◆ DIRECTIVE
Using the data beneath, show every line that includes the word "detached".

(Entries from a visual dataset)

** START **

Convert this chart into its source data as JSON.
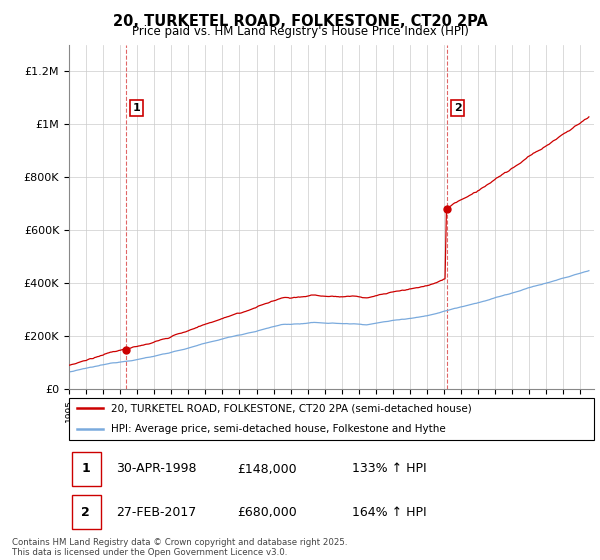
{
  "title": "20, TURKETEL ROAD, FOLKESTONE, CT20 2PA",
  "subtitle": "Price paid vs. HM Land Registry's House Price Index (HPI)",
  "ylim": [
    0,
    1300000
  ],
  "xlim_start": 1995.0,
  "xlim_end": 2025.8,
  "purchase1_date": 1998.33,
  "purchase1_price": 148000,
  "purchase2_date": 2017.17,
  "purchase2_price": 680000,
  "red_line_color": "#cc0000",
  "blue_line_color": "#7aaadd",
  "annotation_box_color": "#cc0000",
  "grid_color": "#cccccc",
  "legend_line1": "20, TURKETEL ROAD, FOLKESTONE, CT20 2PA (semi-detached house)",
  "legend_line2": "HPI: Average price, semi-detached house, Folkestone and Hythe",
  "table_row1": [
    "1",
    "30-APR-1998",
    "£148,000",
    "133% ↑ HPI"
  ],
  "table_row2": [
    "2",
    "27-FEB-2017",
    "£680,000",
    "164% ↑ HPI"
  ],
  "footnote": "Contains HM Land Registry data © Crown copyright and database right 2025.\nThis data is licensed under the Open Government Licence v3.0."
}
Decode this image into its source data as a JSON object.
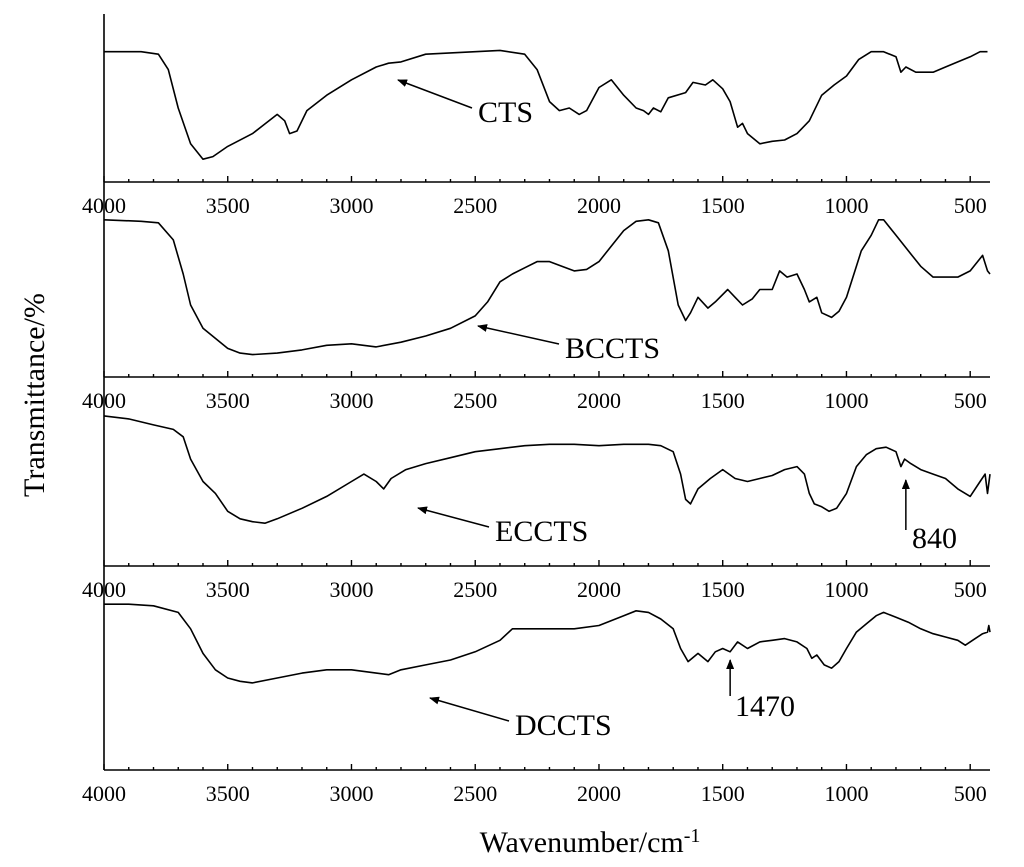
{
  "chart_data": {
    "type": "line",
    "layout": "stacked-panels",
    "xlabel": "Wavenumber/cm",
    "xlabel_superscript": "-1",
    "ylabel": "Transmittance/%",
    "xlim": [
      4000,
      420
    ],
    "x_reversed": true,
    "xticks": [
      4000,
      3500,
      3000,
      2500,
      2000,
      1500,
      1000,
      500
    ],
    "y_ticks_shown": false,
    "grid": false,
    "panels": [
      {
        "name": "CTS",
        "label_at_wavenumber": 2800,
        "points": [
          [
            4000,
            0.94
          ],
          [
            3850,
            0.94
          ],
          [
            3780,
            0.92
          ],
          [
            3740,
            0.8
          ],
          [
            3700,
            0.5
          ],
          [
            3650,
            0.22
          ],
          [
            3600,
            0.1
          ],
          [
            3560,
            0.12
          ],
          [
            3500,
            0.2
          ],
          [
            3400,
            0.3
          ],
          [
            3300,
            0.45
          ],
          [
            3270,
            0.4
          ],
          [
            3250,
            0.3
          ],
          [
            3220,
            0.32
          ],
          [
            3180,
            0.48
          ],
          [
            3100,
            0.6
          ],
          [
            3000,
            0.72
          ],
          [
            2900,
            0.82
          ],
          [
            2850,
            0.85
          ],
          [
            2800,
            0.86
          ],
          [
            2700,
            0.92
          ],
          [
            2500,
            0.94
          ],
          [
            2400,
            0.95
          ],
          [
            2300,
            0.92
          ],
          [
            2250,
            0.8
          ],
          [
            2200,
            0.55
          ],
          [
            2160,
            0.48
          ],
          [
            2120,
            0.5
          ],
          [
            2080,
            0.45
          ],
          [
            2050,
            0.48
          ],
          [
            2000,
            0.66
          ],
          [
            1950,
            0.72
          ],
          [
            1900,
            0.6
          ],
          [
            1850,
            0.5
          ],
          [
            1820,
            0.48
          ],
          [
            1800,
            0.45
          ],
          [
            1780,
            0.5
          ],
          [
            1750,
            0.47
          ],
          [
            1720,
            0.58
          ],
          [
            1650,
            0.62
          ],
          [
            1620,
            0.7
          ],
          [
            1570,
            0.68
          ],
          [
            1540,
            0.72
          ],
          [
            1500,
            0.65
          ],
          [
            1470,
            0.55
          ],
          [
            1440,
            0.35
          ],
          [
            1420,
            0.38
          ],
          [
            1400,
            0.3
          ],
          [
            1350,
            0.22
          ],
          [
            1300,
            0.24
          ],
          [
            1250,
            0.25
          ],
          [
            1200,
            0.3
          ],
          [
            1150,
            0.4
          ],
          [
            1100,
            0.6
          ],
          [
            1050,
            0.68
          ],
          [
            1000,
            0.75
          ],
          [
            950,
            0.88
          ],
          [
            900,
            0.94
          ],
          [
            850,
            0.94
          ],
          [
            800,
            0.9
          ],
          [
            780,
            0.78
          ],
          [
            760,
            0.82
          ],
          [
            720,
            0.78
          ],
          [
            650,
            0.78
          ],
          [
            600,
            0.82
          ],
          [
            550,
            0.86
          ],
          [
            500,
            0.9
          ],
          [
            460,
            0.94
          ],
          [
            430,
            0.94
          ]
        ]
      },
      {
        "name": "BCCTS",
        "label_at_wavenumber": 2480,
        "points": [
          [
            4000,
            0.95
          ],
          [
            3850,
            0.94
          ],
          [
            3780,
            0.93
          ],
          [
            3720,
            0.82
          ],
          [
            3680,
            0.6
          ],
          [
            3650,
            0.4
          ],
          [
            3600,
            0.25
          ],
          [
            3500,
            0.12
          ],
          [
            3450,
            0.09
          ],
          [
            3400,
            0.08
          ],
          [
            3300,
            0.09
          ],
          [
            3200,
            0.11
          ],
          [
            3100,
            0.14
          ],
          [
            3000,
            0.15
          ],
          [
            2900,
            0.13
          ],
          [
            2800,
            0.16
          ],
          [
            2700,
            0.2
          ],
          [
            2600,
            0.25
          ],
          [
            2500,
            0.33
          ],
          [
            2450,
            0.42
          ],
          [
            2400,
            0.55
          ],
          [
            2350,
            0.6
          ],
          [
            2300,
            0.64
          ],
          [
            2250,
            0.68
          ],
          [
            2200,
            0.68
          ],
          [
            2150,
            0.65
          ],
          [
            2100,
            0.62
          ],
          [
            2050,
            0.63
          ],
          [
            2000,
            0.68
          ],
          [
            1950,
            0.78
          ],
          [
            1900,
            0.88
          ],
          [
            1850,
            0.94
          ],
          [
            1800,
            0.95
          ],
          [
            1760,
            0.93
          ],
          [
            1720,
            0.75
          ],
          [
            1680,
            0.4
          ],
          [
            1650,
            0.3
          ],
          [
            1630,
            0.35
          ],
          [
            1600,
            0.45
          ],
          [
            1560,
            0.38
          ],
          [
            1530,
            0.42
          ],
          [
            1480,
            0.5
          ],
          [
            1450,
            0.45
          ],
          [
            1420,
            0.4
          ],
          [
            1380,
            0.44
          ],
          [
            1350,
            0.5
          ],
          [
            1300,
            0.5
          ],
          [
            1270,
            0.62
          ],
          [
            1240,
            0.58
          ],
          [
            1200,
            0.6
          ],
          [
            1170,
            0.5
          ],
          [
            1150,
            0.42
          ],
          [
            1120,
            0.45
          ],
          [
            1100,
            0.35
          ],
          [
            1060,
            0.32
          ],
          [
            1030,
            0.36
          ],
          [
            1000,
            0.45
          ],
          [
            960,
            0.65
          ],
          [
            940,
            0.75
          ],
          [
            900,
            0.85
          ],
          [
            870,
            0.95
          ],
          [
            850,
            0.95
          ],
          [
            800,
            0.85
          ],
          [
            750,
            0.75
          ],
          [
            700,
            0.65
          ],
          [
            650,
            0.58
          ],
          [
            600,
            0.58
          ],
          [
            550,
            0.58
          ],
          [
            500,
            0.62
          ],
          [
            450,
            0.72
          ],
          [
            430,
            0.62
          ],
          [
            420,
            0.6
          ]
        ]
      },
      {
        "name": "ECCTS",
        "label_at_wavenumber": 2770,
        "points": [
          [
            4000,
            0.94
          ],
          [
            3900,
            0.92
          ],
          [
            3800,
            0.88
          ],
          [
            3720,
            0.85
          ],
          [
            3680,
            0.8
          ],
          [
            3650,
            0.65
          ],
          [
            3600,
            0.5
          ],
          [
            3550,
            0.42
          ],
          [
            3500,
            0.3
          ],
          [
            3450,
            0.25
          ],
          [
            3400,
            0.23
          ],
          [
            3350,
            0.22
          ],
          [
            3300,
            0.25
          ],
          [
            3200,
            0.32
          ],
          [
            3100,
            0.4
          ],
          [
            3000,
            0.5
          ],
          [
            2950,
            0.55
          ],
          [
            2900,
            0.5
          ],
          [
            2870,
            0.45
          ],
          [
            2840,
            0.52
          ],
          [
            2780,
            0.58
          ],
          [
            2700,
            0.62
          ],
          [
            2600,
            0.66
          ],
          [
            2500,
            0.7
          ],
          [
            2400,
            0.72
          ],
          [
            2300,
            0.74
          ],
          [
            2200,
            0.75
          ],
          [
            2100,
            0.75
          ],
          [
            2000,
            0.74
          ],
          [
            1900,
            0.75
          ],
          [
            1800,
            0.75
          ],
          [
            1750,
            0.74
          ],
          [
            1700,
            0.7
          ],
          [
            1670,
            0.55
          ],
          [
            1650,
            0.38
          ],
          [
            1630,
            0.35
          ],
          [
            1600,
            0.45
          ],
          [
            1550,
            0.52
          ],
          [
            1500,
            0.58
          ],
          [
            1450,
            0.52
          ],
          [
            1400,
            0.5
          ],
          [
            1350,
            0.52
          ],
          [
            1300,
            0.54
          ],
          [
            1250,
            0.58
          ],
          [
            1200,
            0.6
          ],
          [
            1170,
            0.55
          ],
          [
            1150,
            0.42
          ],
          [
            1130,
            0.35
          ],
          [
            1100,
            0.33
          ],
          [
            1070,
            0.3
          ],
          [
            1040,
            0.32
          ],
          [
            1000,
            0.42
          ],
          [
            960,
            0.6
          ],
          [
            920,
            0.68
          ],
          [
            880,
            0.72
          ],
          [
            840,
            0.73
          ],
          [
            800,
            0.7
          ],
          [
            780,
            0.6
          ],
          [
            765,
            0.65
          ],
          [
            740,
            0.62
          ],
          [
            700,
            0.58
          ],
          [
            650,
            0.55
          ],
          [
            600,
            0.52
          ],
          [
            550,
            0.45
          ],
          [
            500,
            0.4
          ],
          [
            460,
            0.5
          ],
          [
            440,
            0.55
          ],
          [
            430,
            0.42
          ],
          [
            420,
            0.55
          ]
        ]
      },
      {
        "name": "DCCTS",
        "label_at_wavenumber": 2760,
        "points": [
          [
            4000,
            0.95
          ],
          [
            3900,
            0.95
          ],
          [
            3800,
            0.94
          ],
          [
            3700,
            0.9
          ],
          [
            3650,
            0.8
          ],
          [
            3600,
            0.65
          ],
          [
            3550,
            0.55
          ],
          [
            3500,
            0.5
          ],
          [
            3450,
            0.48
          ],
          [
            3400,
            0.47
          ],
          [
            3300,
            0.5
          ],
          [
            3200,
            0.53
          ],
          [
            3100,
            0.55
          ],
          [
            3000,
            0.55
          ],
          [
            2900,
            0.53
          ],
          [
            2850,
            0.52
          ],
          [
            2800,
            0.55
          ],
          [
            2700,
            0.58
          ],
          [
            2600,
            0.61
          ],
          [
            2500,
            0.66
          ],
          [
            2400,
            0.73
          ],
          [
            2350,
            0.8
          ],
          [
            2300,
            0.8
          ],
          [
            2200,
            0.8
          ],
          [
            2100,
            0.8
          ],
          [
            2000,
            0.82
          ],
          [
            1900,
            0.88
          ],
          [
            1850,
            0.91
          ],
          [
            1800,
            0.9
          ],
          [
            1750,
            0.86
          ],
          [
            1700,
            0.8
          ],
          [
            1670,
            0.68
          ],
          [
            1640,
            0.6
          ],
          [
            1600,
            0.65
          ],
          [
            1560,
            0.6
          ],
          [
            1530,
            0.66
          ],
          [
            1500,
            0.68
          ],
          [
            1470,
            0.66
          ],
          [
            1440,
            0.72
          ],
          [
            1400,
            0.68
          ],
          [
            1350,
            0.72
          ],
          [
            1300,
            0.73
          ],
          [
            1250,
            0.74
          ],
          [
            1200,
            0.72
          ],
          [
            1160,
            0.68
          ],
          [
            1140,
            0.62
          ],
          [
            1120,
            0.64
          ],
          [
            1090,
            0.58
          ],
          [
            1060,
            0.56
          ],
          [
            1030,
            0.6
          ],
          [
            1000,
            0.68
          ],
          [
            960,
            0.78
          ],
          [
            920,
            0.83
          ],
          [
            880,
            0.88
          ],
          [
            850,
            0.9
          ],
          [
            800,
            0.87
          ],
          [
            750,
            0.84
          ],
          [
            700,
            0.8
          ],
          [
            650,
            0.77
          ],
          [
            600,
            0.75
          ],
          [
            550,
            0.73
          ],
          [
            520,
            0.7
          ],
          [
            480,
            0.74
          ],
          [
            450,
            0.77
          ],
          [
            430,
            0.78
          ],
          [
            425,
            0.82
          ],
          [
            420,
            0.78
          ]
        ]
      }
    ],
    "annotations": [
      {
        "panel": 2,
        "text": "840",
        "wavenumber": 760
      },
      {
        "panel": 3,
        "text": "1470",
        "wavenumber": 1470
      }
    ]
  }
}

** END **

◆ RESPONSE TO THIS EXERCISE
  "legend_line1": "20, TURKETEL ROAD, FOLKESTONE, CT20 2PA (semi-detached house)",
  "legend_line2": "HPI: Average price, semi-detached house, Folkestone and Hythe",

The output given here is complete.